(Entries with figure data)
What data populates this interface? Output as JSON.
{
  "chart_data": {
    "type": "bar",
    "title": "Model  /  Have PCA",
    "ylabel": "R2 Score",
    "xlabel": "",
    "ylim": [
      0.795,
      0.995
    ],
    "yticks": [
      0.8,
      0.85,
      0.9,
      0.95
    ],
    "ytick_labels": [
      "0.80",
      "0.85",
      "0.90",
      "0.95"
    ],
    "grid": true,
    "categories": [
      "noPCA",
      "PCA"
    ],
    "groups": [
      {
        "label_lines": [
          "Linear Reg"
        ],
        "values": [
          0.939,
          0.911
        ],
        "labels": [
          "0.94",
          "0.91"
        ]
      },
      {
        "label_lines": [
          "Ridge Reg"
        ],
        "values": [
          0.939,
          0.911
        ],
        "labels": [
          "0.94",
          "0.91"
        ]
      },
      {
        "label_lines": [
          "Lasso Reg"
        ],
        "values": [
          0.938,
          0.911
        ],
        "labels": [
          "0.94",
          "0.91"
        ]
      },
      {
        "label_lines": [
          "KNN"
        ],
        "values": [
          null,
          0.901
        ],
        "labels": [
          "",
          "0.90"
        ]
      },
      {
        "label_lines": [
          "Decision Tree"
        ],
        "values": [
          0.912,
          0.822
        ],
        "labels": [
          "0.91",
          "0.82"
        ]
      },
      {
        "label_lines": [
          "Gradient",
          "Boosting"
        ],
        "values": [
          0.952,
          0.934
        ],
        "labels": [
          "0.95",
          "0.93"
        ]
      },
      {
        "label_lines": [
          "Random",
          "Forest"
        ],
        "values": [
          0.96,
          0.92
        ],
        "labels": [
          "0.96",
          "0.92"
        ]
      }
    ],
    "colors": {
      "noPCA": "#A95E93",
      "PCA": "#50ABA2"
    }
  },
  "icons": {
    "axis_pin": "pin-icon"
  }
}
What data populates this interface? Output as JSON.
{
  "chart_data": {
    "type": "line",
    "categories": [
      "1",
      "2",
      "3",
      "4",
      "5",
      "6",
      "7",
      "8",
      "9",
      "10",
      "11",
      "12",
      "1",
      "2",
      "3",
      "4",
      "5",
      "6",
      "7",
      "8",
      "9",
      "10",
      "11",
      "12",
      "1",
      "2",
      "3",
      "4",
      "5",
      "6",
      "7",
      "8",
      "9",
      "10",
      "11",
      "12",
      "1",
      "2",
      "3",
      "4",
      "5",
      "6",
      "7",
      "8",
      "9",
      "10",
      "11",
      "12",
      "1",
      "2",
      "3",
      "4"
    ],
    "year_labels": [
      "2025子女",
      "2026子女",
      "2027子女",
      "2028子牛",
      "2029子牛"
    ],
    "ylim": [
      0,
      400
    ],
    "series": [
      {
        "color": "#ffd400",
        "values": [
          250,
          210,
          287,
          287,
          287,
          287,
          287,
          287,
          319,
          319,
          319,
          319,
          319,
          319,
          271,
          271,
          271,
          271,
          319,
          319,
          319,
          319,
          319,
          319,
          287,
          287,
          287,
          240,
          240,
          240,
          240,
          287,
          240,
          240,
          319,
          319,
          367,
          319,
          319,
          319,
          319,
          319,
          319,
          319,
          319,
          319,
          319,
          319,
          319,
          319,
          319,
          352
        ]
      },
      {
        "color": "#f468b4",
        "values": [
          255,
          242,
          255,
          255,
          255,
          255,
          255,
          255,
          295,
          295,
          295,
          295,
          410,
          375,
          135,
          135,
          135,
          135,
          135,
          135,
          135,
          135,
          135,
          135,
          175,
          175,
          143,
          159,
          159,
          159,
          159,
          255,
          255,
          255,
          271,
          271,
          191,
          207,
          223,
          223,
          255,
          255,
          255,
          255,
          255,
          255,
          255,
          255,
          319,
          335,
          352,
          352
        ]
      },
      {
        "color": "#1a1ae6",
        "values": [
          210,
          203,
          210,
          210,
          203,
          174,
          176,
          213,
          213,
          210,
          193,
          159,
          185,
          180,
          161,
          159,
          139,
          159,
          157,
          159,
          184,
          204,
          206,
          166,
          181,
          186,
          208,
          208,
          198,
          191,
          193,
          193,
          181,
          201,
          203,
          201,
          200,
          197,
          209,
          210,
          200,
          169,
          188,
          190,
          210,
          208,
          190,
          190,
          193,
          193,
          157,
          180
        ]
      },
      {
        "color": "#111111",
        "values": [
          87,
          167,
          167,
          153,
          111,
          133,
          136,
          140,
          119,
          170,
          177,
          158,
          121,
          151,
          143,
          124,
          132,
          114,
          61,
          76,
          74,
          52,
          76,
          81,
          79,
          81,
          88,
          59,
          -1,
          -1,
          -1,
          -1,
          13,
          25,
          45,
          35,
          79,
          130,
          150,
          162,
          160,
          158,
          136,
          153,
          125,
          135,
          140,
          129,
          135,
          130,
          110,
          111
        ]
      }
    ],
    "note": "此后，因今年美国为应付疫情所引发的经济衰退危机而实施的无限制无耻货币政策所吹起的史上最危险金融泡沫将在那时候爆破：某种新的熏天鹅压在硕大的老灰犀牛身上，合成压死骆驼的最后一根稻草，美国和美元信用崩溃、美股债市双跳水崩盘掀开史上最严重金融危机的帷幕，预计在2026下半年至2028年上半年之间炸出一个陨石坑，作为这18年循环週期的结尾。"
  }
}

- **What you have to do**:
All records above must be set down exactly, please.

- **Solution to this problem**:
What data populates this interface? Output as JSON.
{
  "chart_data": {
    "type": "bar",
    "title": "Model  /  Have PCA",
    "ylabel": "R2 Score",
    "xlabel": "",
    "ylim": [
      0.795,
      0.995
    ],
    "yticks": [
      0.8,
      0.85,
      0.9,
      0.95
    ],
    "ytick_labels": [
      "0.80",
      "0.85",
      "0.90",
      "0.95"
    ],
    "grid": true,
    "categories": [
      "noPCA",
      "PCA"
    ],
    "groups": [
      {
        "label_lines": [
          "Linear Reg"
        ],
        "values": [
          0.939,
          0.911
        ],
        "labels": [
          "0.94",
          "0.91"
        ]
      },
      {
        "label_lines": [
          "Ridge Reg"
        ],
        "values": [
          0.939,
          0.911
        ],
        "labels": [
          "0.94",
          "0.91"
        ]
      },
      {
        "label_lines": [
          "Lasso Reg"
        ],
        "values": [
          0.938,
          0.911
        ],
        "labels": [
          "0.94",
          "0.91"
        ]
      },
      {
        "label_lines": [
          "KNN"
        ],
        "values": [
          null,
          0.901
        ],
        "labels": [
          "",
          "0.90"
        ]
      },
      {
        "label_lines": [
          "Decision Tree"
        ],
        "values": [
          0.912,
          0.822
        ],
        "labels": [
          "0.91",
          "0.82"
        ]
      },
      {
        "label_lines": [
          "Gradient",
          "Boosting"
        ],
        "values": [
          0.952,
          0.934
        ],
        "labels": [
          "0.95",
          "0.93"
        ]
      },
      {
        "label_lines": [
          "Random",
          "Forest"
        ],
        "values": [
          0.96,
          0.92
        ],
        "labels": [
          "0.96",
          "0.92"
        ]
      }
    ],
    "colors": {
      "noPCA": "#A95E93",
      "PCA": "#50ABA2"
    }
  },
  "icons": {
    "axis_pin": "pin-icon"
  }
}
What data populates this interface? Output as JSON.
{
  "chart_data": {
    "type": "line",
    "categories": [
      "1",
      "2",
      "3",
      "4",
      "5",
      "6",
      "7",
      "8",
      "9",
      "10",
      "11",
      "12",
      "1",
      "2",
      "3",
      "4",
      "5",
      "6",
      "7",
      "8",
      "9",
      "10",
      "11",
      "12",
      "1",
      "2",
      "3",
      "4",
      "5",
      "6",
      "7",
      "8",
      "9",
      "10",
      "11",
      "12",
      "1",
      "2",
      "3",
      "4",
      "5",
      "6",
      "7",
      "8",
      "9",
      "10",
      "11",
      "12",
      "1",
      "2",
      "3",
      "4"
    ],
    "year_labels": [
      "2025子女",
      "2026子女",
      "2027子女",
      "2028子牛",
      "2029子牛"
    ],
    "ylim": [
      0,
      400
    ],
    "series": [
      {
        "color": "#ffd400",
        "values": [
          250,
          210,
          287,
          287,
          287,
          287,
          287,
          287,
          319,
          319,
          319,
          319,
          319,
          319,
          271,
          271,
          271,
          271,
          319,
          319,
          319,
          319,
          319,
          319,
          287,
          287,
          287,
          240,
          240,
          240,
          240,
          287,
          240,
          240,
          319,
          319,
          367,
          319,
          319,
          319,
          319,
          319,
          319,
          319,
          319,
          319,
          319,
          319,
          319,
          319,
          319,
          352
        ]
      },
      {
        "color": "#f468b4",
        "values": [
          255,
          242,
          255,
          255,
          255,
          255,
          255,
          255,
          295,
          295,
          295,
          295,
          410,
          375,
          135,
          135,
          135,
          135,
          135,
          135,
          135,
          135,
          135,
          135,
          175,
          175,
          143,
          159,
          159,
          159,
          159,
          255,
          255,
          255,
          271,
          271,
          191,
          207,
          223,
          223,
          255,
          255,
          255,
          255,
          255,
          255,
          255,
          255,
          319,
          335,
          352,
          352
        ]
      },
      {
        "color": "#1a1ae6",
        "values": [
          210,
          203,
          210,
          210,
          203,
          174,
          176,
          213,
          213,
          210,
          193,
          159,
          185,
          180,
          161,
          159,
          139,
          159,
          157,
          159,
          184,
          204,
          206,
          166,
          181,
          186,
          208,
          208,
          198,
          191,
          193,
          193,
          181,
          201,
          203,
          201,
          200,
          197,
          209,
          210,
          200,
          169,
          188,
          190,
          210,
          208,
          190,
          190,
          193,
          193,
          157,
          180
        ]
      },
      {
        "color": "#111111",
        "values": [
          87,
          167,
          167,
          153,
          111,
          133,
          136,
          140,
          119,
          170,
          177,
          158,
          121,
          151,
          143,
          124,
          132,
          114,
          61,
          76,
          74,
          52,
          76,
          81,
          79,
          81,
          88,
          59,
          -1,
          -1,
          -1,
          -1,
          13,
          25,
          45,
          35,
          79,
          130,
          150,
          162,
          160,
          158,
          136,
          153,
          125,
          135,
          140,
          129,
          135,
          130,
          110,
          111
        ]
      }
    ],
    "note": "此后，因今年美国为应付疫情所引发的经济衰退危机而实施的无限制无耻货币政策所吹起的史上最危险金融泡沫将在那时候爆破：某种新的熏天鹅压在硕大的老灰犀牛身上，合成压死骆驼的最后一根稻草，美国和美元信用崩溃、美股债市双跳水崩盘掀开史上最严重金融危机的帷幕，预计在2026下半年至2028年上半年之间炸出一个陨石坑，作为这18年循环週期的结尾。"
  }
}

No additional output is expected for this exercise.